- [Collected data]

—————

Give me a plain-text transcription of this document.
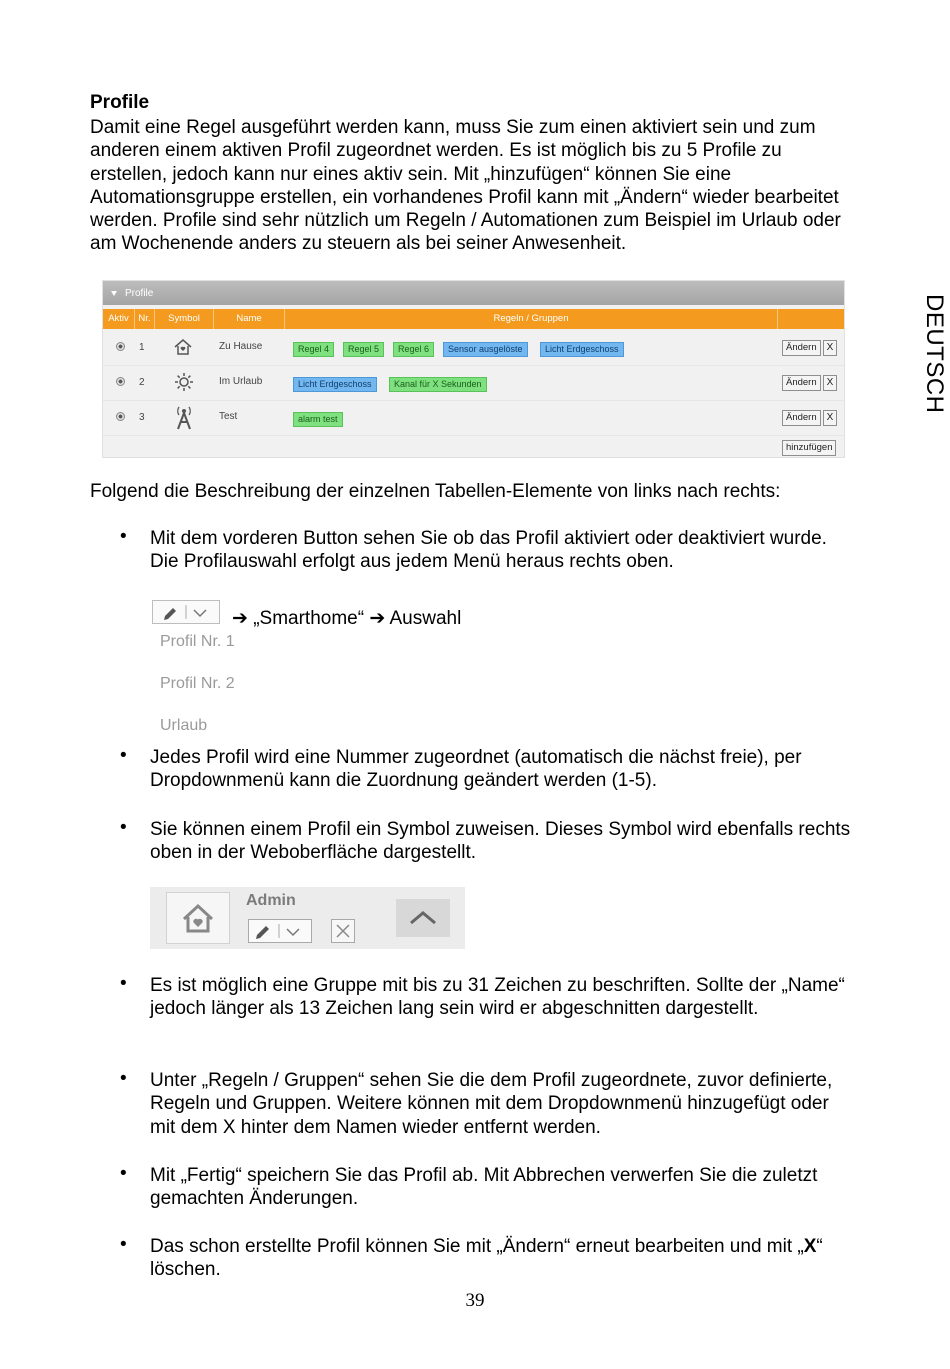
Profile
Damit eine Regel ausgeführt werden kann, muss Sie zum einen aktiviert sein und zum anderen einem aktiven Profil zugeordnet werden. Es ist möglich bis zu 5 Profile zu erstellen, jedoch kann nur eines aktiv sein. Mit „hinzufügen“ können Sie eine Automationsgruppe erstellen, ein vorhandenes Profil kann mit „Ändern“ wieder bearbeitet werden. Profile sind sehr nützlich um Regeln / Automationen zum Beispiel im Urlaub oder am Wochenende anders zu steuern als bei seiner Anwesenheit.
DEUTSCH
Profile
Aktiv	Nr.	Symbol	Name	Regeln / Gruppen
1	Zu Hause	Regel 4	Regel 5	Regel 6	Sensor ausgelöste	Licht Erdgeschoss	Ändern	X
2	Im Urlaub	Licht Erdgeschoss	Kanal für X Sekunden	Ändern	X
3	Test	alarm test	Ändern	X
hinzufügen
Folgend die Beschreibung der einzelnen Tabellen-Elemente von links nach rechts:
• Mit dem vorderen Button sehen Sie ob das Profil aktiviert oder deaktiviert wurde. Die Profilauswahl erfolgt aus jedem Menü heraus rechts oben.
➔ „Smarthome“ ➔ Auswahl
Profil Nr. 1
Profil Nr. 2
Urlaub
• Jedes Profil wird eine Nummer zugeordnet (automatisch die nächst freie), per Dropdownmenü kann die Zuordnung geändert werden (1-5).
• Sie können einem Profil ein Symbol zuweisen. Dieses Symbol wird ebenfalls rechts oben in der Weboberfläche dargestellt.
Admin
• Es ist möglich eine Gruppe mit bis zu 31 Zeichen zu beschriften. Sollte der „Name“ jedoch länger als 13 Zeichen lang sein wird er abgeschnitten dargestellt.
• Unter „Regeln / Gruppen“ sehen Sie die dem Profil zugeordnete, zuvor definierte, Regeln und Gruppen. Weitere können mit dem Dropdownmenü hinzugefügt oder mit dem X hinter dem Namen wieder entfernt werden.
• Mit „Fertig“ speichern Sie das Profil ab. Mit Abbrechen verwerfen Sie die zuletzt gemachten Änderungen.
• Das schon erstellte Profil können Sie mit „Ändern“ erneut bearbeiten und mit „X“ löschen.
39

—————

- [Problem to solve]
Look through the lines above and collect those with the word "Regeln".

- [Result of this exercise]
Damit eine Regel ausgeführt werden kann, muss Sie zum einen aktiviert sein und zum anderen einem aktiven Profil zugeordnet werden. Es ist möglich bis zu 5 Profile zu erstellen, jedoch kann nur eines aktiv sein. Mit „hinzufügen“ können Sie eine Automationsgruppe erstellen, ein vorhandenes Profil kann mit „Ändern“ wieder bearbeitet werden. Profile sind sehr nützlich um Regeln / Automationen zum Beispiel im Urlaub oder am Wochenende anders zu steuern als bei seiner Anwesenheit.
Aktiv	Nr.	Symbol	Name	Regeln / Gruppen
• Unter „Regeln / Gruppen“ sehen Sie die dem Profil zugeordnete, zuvor definierte, Regeln und Gruppen. Weitere können mit dem Dropdownmenü hinzugefügt oder mit dem X hinter dem Namen wieder entfernt werden.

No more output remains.